- Objective: From the records below, pull each line that has "color".

--- start of Source material ---

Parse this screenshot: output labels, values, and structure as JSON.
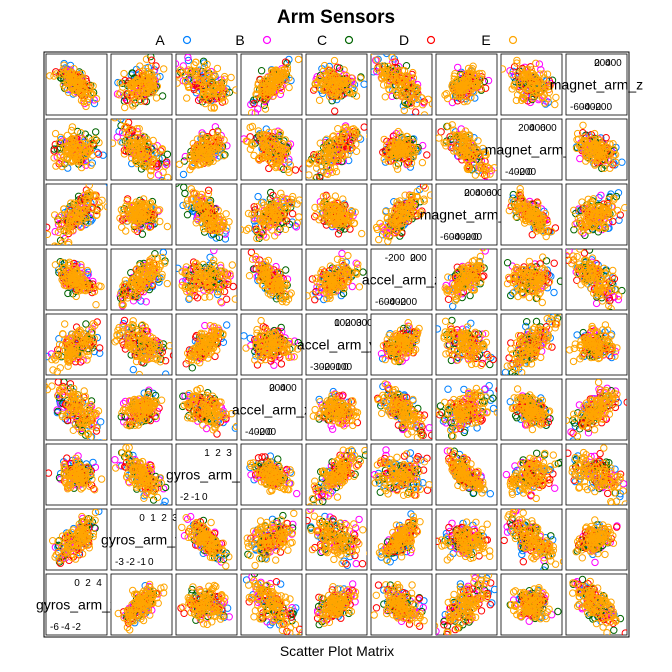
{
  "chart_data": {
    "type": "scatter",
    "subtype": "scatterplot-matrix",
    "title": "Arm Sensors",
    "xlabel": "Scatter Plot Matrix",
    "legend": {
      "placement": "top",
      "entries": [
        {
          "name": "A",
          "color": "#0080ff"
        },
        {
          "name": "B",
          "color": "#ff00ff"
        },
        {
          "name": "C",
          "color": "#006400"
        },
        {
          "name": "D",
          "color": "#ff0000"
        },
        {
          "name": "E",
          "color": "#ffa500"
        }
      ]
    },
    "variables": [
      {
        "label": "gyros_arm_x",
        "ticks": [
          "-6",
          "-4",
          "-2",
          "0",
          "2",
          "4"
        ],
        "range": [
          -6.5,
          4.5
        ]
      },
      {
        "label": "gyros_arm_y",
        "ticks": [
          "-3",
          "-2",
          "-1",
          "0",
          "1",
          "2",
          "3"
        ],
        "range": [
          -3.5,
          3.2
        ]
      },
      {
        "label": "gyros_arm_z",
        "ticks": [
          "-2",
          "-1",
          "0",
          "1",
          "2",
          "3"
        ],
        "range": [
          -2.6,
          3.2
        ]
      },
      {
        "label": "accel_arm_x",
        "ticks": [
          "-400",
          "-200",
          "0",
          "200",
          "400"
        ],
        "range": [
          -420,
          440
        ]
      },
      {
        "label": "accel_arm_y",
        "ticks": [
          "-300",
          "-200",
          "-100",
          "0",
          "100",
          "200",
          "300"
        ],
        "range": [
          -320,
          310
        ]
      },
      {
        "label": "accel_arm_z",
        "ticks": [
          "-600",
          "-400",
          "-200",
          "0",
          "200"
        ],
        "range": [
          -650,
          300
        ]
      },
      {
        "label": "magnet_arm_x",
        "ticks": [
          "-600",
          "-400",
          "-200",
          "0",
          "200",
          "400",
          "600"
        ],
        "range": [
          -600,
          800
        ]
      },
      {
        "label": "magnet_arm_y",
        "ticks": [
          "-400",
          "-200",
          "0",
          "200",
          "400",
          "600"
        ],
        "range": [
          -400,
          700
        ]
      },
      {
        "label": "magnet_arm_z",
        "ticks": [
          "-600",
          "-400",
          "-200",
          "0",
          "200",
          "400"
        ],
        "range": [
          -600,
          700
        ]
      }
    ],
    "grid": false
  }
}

--- end of Source material ---

- Answer to this problem:
          "color": "#0080ff"
          "color": "#ff00ff"
          "color": "#006400"
          "color": "#ff0000"
          "color": "#ffa500"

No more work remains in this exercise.